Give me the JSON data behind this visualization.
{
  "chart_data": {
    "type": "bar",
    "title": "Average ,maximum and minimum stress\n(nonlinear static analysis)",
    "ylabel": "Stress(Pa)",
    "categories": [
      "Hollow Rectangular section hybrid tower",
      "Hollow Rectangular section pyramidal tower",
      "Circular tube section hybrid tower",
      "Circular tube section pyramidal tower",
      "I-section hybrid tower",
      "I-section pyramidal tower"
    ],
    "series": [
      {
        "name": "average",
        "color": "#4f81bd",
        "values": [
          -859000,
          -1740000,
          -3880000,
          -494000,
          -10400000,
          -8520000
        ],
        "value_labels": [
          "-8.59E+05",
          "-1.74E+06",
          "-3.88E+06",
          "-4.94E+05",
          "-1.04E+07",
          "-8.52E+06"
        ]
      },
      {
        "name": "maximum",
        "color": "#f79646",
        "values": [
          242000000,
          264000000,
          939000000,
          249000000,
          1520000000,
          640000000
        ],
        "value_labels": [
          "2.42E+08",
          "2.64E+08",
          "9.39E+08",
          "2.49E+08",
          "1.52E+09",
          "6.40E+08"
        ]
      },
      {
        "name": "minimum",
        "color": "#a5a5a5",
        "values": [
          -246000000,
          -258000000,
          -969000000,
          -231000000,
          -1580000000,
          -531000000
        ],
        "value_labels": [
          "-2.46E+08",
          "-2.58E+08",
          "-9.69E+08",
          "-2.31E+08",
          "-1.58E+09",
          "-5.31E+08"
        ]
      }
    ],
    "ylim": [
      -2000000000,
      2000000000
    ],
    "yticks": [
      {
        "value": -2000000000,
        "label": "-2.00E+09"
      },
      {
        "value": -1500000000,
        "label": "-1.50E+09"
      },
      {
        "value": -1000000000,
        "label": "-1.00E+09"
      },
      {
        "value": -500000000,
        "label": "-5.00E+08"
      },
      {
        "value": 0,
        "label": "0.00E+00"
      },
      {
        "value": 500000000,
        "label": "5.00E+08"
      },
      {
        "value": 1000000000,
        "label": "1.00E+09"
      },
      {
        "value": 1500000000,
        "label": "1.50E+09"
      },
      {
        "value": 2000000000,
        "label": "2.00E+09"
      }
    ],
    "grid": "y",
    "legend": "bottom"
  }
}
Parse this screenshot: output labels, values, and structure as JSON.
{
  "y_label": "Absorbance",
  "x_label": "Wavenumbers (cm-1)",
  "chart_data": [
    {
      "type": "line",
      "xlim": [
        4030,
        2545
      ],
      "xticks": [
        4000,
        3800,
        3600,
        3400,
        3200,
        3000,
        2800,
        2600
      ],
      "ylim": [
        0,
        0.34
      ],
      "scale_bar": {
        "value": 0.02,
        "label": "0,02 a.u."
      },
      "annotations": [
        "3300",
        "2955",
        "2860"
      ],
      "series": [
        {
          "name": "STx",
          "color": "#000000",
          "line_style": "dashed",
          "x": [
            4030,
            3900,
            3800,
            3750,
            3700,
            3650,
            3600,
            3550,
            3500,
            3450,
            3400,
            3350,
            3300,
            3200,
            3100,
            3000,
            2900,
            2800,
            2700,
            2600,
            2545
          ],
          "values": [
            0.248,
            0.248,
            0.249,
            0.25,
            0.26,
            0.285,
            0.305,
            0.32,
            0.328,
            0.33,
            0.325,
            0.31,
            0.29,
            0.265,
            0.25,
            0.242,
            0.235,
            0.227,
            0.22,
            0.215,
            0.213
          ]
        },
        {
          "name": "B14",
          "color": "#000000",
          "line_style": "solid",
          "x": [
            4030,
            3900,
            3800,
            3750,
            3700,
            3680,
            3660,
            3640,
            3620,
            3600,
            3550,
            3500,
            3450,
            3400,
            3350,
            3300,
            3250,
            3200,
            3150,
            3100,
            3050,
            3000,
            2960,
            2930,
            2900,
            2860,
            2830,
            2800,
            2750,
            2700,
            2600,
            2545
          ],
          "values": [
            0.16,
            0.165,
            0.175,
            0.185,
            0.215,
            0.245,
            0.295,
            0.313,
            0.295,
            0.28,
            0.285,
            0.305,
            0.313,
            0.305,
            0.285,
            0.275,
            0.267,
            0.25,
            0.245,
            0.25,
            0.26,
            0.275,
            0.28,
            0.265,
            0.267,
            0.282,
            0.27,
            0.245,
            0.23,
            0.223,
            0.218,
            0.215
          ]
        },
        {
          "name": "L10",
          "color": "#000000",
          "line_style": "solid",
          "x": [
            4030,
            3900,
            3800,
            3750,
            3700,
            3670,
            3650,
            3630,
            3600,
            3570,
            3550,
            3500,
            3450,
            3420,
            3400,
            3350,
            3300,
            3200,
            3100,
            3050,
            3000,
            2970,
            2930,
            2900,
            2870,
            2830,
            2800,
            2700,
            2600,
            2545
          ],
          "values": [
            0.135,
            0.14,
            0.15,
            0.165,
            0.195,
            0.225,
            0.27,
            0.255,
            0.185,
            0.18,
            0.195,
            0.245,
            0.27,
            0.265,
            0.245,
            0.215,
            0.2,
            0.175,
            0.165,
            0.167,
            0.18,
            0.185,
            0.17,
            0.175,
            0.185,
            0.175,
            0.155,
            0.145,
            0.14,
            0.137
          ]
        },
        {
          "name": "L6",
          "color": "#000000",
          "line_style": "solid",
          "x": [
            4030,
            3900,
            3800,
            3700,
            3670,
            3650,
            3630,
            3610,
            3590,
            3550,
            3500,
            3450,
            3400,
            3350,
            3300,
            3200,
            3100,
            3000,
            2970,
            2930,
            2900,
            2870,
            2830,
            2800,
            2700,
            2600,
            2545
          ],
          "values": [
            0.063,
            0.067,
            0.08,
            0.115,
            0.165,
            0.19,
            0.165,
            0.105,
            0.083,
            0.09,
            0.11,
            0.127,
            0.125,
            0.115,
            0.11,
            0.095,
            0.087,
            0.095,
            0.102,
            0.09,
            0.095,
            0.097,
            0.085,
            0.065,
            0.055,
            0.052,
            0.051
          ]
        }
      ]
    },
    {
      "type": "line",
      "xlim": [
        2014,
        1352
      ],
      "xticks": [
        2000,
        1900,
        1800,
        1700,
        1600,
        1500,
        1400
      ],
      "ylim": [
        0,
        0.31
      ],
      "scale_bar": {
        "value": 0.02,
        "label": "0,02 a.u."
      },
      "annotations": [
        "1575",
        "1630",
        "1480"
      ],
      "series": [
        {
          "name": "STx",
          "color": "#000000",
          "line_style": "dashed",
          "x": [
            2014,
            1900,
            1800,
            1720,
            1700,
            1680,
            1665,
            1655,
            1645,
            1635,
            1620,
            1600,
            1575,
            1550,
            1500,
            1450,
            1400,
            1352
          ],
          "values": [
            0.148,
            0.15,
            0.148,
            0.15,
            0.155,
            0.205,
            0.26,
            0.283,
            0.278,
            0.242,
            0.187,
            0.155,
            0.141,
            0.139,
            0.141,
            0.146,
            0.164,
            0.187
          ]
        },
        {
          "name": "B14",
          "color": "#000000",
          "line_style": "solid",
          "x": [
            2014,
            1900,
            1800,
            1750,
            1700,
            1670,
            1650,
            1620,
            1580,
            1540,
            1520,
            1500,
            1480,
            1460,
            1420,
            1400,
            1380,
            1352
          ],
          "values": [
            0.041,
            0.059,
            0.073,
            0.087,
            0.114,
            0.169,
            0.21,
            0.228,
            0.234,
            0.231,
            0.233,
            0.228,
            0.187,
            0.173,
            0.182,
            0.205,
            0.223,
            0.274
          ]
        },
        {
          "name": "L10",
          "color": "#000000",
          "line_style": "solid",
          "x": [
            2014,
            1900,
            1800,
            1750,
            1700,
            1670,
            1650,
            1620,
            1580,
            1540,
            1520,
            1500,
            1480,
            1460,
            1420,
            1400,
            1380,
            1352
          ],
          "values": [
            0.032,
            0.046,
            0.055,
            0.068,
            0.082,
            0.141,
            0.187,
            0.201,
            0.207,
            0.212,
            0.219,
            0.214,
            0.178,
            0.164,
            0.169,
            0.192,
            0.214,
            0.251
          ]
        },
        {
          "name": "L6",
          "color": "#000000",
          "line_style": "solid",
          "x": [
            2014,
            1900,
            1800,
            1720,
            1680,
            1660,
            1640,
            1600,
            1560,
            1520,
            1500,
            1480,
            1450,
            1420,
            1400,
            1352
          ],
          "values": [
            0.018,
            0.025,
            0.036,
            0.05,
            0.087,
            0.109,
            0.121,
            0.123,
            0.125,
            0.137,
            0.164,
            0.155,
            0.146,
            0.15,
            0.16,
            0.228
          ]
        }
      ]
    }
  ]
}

Your objective: Reproduce every line from the entries that holds the word "maximum".

Solved problem:
    "title": "Average ,maximum and minimum stress\n(nonlinear static analysis)",
        "name": "maximum",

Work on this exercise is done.